Scan the listing below and copy every line holding "RECOGIDA".

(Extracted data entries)
********
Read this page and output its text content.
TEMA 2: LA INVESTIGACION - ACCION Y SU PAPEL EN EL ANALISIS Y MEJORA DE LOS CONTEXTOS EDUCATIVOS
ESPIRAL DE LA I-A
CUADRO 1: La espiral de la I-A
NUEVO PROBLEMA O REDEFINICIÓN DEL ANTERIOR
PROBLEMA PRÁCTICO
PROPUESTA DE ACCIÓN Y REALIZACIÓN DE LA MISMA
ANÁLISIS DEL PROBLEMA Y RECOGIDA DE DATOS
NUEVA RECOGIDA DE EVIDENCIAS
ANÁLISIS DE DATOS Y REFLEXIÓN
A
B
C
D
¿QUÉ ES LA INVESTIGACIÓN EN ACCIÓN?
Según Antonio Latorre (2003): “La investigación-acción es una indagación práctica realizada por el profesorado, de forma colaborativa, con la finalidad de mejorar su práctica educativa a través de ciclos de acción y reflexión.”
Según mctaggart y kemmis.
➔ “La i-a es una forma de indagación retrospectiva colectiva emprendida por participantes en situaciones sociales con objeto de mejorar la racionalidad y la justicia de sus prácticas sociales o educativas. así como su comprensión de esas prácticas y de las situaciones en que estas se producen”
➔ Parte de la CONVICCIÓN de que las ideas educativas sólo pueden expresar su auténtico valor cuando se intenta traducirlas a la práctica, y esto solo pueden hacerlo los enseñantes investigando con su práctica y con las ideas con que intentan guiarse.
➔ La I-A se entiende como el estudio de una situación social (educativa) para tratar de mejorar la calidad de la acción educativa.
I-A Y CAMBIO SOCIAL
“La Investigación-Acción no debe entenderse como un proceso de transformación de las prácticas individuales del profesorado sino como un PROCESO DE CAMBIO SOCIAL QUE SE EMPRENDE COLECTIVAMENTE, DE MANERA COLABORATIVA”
********
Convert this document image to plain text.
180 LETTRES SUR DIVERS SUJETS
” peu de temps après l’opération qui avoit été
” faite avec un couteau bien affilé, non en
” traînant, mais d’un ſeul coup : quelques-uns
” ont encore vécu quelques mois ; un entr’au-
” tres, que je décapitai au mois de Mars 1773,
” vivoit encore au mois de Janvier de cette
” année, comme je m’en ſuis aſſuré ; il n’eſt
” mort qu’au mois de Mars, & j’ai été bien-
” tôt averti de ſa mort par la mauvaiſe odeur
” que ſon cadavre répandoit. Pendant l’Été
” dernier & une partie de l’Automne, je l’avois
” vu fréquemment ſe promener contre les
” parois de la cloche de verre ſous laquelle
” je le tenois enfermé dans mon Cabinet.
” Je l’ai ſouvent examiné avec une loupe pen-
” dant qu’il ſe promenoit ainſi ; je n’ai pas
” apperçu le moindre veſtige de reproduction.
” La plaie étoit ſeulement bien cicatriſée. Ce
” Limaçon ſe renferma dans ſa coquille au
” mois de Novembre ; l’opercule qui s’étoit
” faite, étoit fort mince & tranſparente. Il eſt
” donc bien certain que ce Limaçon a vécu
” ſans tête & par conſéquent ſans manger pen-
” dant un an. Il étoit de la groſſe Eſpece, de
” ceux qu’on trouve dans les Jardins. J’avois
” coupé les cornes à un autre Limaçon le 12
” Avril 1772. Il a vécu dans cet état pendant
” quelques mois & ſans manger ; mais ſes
********
**Solution for this task:**
ANÁLISIS DEL PROBLEMA Y RECOGIDA DE DATOS
NUEVA RECOGIDA DE EVIDENCIAS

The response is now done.